### SHORT PROBLEM
Quote the items below word for word, from the first line up to and including the line containing "sidebar-item-label: Bookmarks <box>50".

● ● ● ● ● ● ●

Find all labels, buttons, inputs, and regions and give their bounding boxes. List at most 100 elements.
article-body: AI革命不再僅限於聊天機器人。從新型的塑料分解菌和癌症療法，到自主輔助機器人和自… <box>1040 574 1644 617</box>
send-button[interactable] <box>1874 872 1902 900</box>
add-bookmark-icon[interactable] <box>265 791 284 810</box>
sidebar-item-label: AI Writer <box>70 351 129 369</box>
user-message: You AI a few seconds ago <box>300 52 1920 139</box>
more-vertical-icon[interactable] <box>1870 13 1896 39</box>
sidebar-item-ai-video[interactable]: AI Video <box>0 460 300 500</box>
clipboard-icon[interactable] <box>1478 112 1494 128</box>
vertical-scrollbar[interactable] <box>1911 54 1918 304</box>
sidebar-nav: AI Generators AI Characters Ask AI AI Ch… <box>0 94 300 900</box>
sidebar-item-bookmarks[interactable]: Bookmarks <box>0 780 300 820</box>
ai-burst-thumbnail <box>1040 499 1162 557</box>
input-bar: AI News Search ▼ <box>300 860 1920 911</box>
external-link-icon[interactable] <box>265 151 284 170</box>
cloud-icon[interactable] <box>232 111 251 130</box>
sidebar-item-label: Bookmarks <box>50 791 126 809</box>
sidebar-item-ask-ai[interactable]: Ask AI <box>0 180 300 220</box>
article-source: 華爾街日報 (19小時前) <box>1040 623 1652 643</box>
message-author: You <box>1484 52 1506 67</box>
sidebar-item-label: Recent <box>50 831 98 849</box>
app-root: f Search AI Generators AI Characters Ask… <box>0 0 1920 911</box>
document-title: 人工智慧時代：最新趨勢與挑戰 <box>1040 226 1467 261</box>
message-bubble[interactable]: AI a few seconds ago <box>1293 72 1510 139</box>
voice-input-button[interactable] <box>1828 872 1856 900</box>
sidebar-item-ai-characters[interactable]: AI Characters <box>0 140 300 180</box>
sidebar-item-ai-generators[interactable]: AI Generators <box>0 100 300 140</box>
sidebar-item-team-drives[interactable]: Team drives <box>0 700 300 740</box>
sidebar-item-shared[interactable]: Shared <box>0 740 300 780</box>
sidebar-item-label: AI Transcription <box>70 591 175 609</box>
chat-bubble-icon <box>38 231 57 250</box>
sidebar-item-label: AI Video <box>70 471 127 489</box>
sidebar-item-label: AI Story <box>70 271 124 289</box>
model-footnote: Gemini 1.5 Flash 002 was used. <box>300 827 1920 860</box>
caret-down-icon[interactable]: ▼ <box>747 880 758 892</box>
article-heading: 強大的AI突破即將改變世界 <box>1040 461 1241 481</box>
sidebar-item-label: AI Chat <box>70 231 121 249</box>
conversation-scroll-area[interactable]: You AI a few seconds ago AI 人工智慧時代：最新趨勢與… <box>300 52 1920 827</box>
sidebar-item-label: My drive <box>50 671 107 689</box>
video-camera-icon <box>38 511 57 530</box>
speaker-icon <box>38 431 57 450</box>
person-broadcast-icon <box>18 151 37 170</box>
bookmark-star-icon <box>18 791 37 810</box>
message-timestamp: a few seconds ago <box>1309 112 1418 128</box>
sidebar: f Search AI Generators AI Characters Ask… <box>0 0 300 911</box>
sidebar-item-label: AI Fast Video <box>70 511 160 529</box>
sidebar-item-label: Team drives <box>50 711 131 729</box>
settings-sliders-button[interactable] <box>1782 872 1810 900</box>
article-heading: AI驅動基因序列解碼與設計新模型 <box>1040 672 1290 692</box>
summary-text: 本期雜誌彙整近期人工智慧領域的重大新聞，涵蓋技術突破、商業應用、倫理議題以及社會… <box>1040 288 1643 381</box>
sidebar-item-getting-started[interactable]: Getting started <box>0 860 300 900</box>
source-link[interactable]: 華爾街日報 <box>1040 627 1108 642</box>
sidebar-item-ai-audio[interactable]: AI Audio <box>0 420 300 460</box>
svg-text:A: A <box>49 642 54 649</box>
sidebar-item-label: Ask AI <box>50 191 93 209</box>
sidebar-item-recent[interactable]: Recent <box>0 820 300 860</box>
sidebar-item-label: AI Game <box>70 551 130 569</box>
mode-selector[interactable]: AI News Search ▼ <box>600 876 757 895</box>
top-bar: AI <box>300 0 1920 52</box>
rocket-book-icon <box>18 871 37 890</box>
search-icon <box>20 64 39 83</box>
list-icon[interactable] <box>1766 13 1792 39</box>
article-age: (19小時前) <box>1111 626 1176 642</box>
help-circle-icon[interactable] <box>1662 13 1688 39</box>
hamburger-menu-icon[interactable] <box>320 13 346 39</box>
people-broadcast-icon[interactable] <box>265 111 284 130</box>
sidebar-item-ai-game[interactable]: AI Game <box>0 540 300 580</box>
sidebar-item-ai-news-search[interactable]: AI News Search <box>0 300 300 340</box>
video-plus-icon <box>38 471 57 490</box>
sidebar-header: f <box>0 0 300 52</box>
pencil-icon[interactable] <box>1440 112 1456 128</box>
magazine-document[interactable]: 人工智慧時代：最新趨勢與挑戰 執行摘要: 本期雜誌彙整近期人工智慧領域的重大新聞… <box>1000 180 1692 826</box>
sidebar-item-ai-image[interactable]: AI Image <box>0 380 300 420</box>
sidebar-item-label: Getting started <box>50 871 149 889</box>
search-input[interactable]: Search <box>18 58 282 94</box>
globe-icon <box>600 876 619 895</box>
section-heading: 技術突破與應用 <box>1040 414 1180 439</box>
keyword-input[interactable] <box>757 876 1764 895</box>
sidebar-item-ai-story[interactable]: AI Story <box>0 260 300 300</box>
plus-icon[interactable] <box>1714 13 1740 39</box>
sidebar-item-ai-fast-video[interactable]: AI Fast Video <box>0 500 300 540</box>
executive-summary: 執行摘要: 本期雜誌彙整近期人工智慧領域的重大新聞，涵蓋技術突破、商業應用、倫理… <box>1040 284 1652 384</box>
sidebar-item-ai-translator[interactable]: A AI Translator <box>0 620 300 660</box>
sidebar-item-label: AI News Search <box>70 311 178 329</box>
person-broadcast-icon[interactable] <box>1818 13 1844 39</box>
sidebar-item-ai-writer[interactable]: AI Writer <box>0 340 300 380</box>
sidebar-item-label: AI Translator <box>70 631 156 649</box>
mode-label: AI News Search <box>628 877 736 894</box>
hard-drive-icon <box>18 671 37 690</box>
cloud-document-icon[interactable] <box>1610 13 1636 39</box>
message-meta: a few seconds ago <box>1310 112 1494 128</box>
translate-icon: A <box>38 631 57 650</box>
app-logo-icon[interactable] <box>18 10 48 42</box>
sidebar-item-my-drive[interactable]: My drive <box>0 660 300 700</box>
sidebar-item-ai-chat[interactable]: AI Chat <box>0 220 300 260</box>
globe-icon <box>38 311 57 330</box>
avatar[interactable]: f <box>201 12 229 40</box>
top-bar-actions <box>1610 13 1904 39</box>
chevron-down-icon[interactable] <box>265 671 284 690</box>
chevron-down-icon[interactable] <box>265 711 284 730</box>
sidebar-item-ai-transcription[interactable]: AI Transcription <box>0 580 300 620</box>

● ● ● ● ● ● ●

### RESULT OF THE TASK
Find all labels, buttons, inputs, and regions and give their bounding boxes. List at most 100 elements.
article-body: AI革命不再僅限於聊天機器人。從新型的塑料分解菌和癌症療法，到自主輔助機器人和自… <box>1040 574 1644 617</box>
send-button[interactable] <box>1874 872 1902 900</box>
add-bookmark-icon[interactable] <box>265 791 284 810</box>
sidebar-item-label: AI Writer <box>70 351 129 369</box>
user-message: You AI a few seconds ago <box>300 52 1920 139</box>
more-vertical-icon[interactable] <box>1870 13 1896 39</box>
sidebar-item-ai-video[interactable]: AI Video <box>0 460 300 500</box>
clipboard-icon[interactable] <box>1478 112 1494 128</box>
vertical-scrollbar[interactable] <box>1911 54 1918 304</box>
sidebar-nav: AI Generators AI Characters Ask AI AI Ch… <box>0 94 300 900</box>
sidebar-item-bookmarks[interactable]: Bookmarks <box>0 780 300 820</box>
ai-burst-thumbnail <box>1040 499 1162 557</box>
input-bar: AI News Search ▼ <box>300 860 1920 911</box>
external-link-icon[interactable] <box>265 151 284 170</box>
cloud-icon[interactable] <box>232 111 251 130</box>
sidebar-item-label: Bookmarks <box>50 791 126 809</box>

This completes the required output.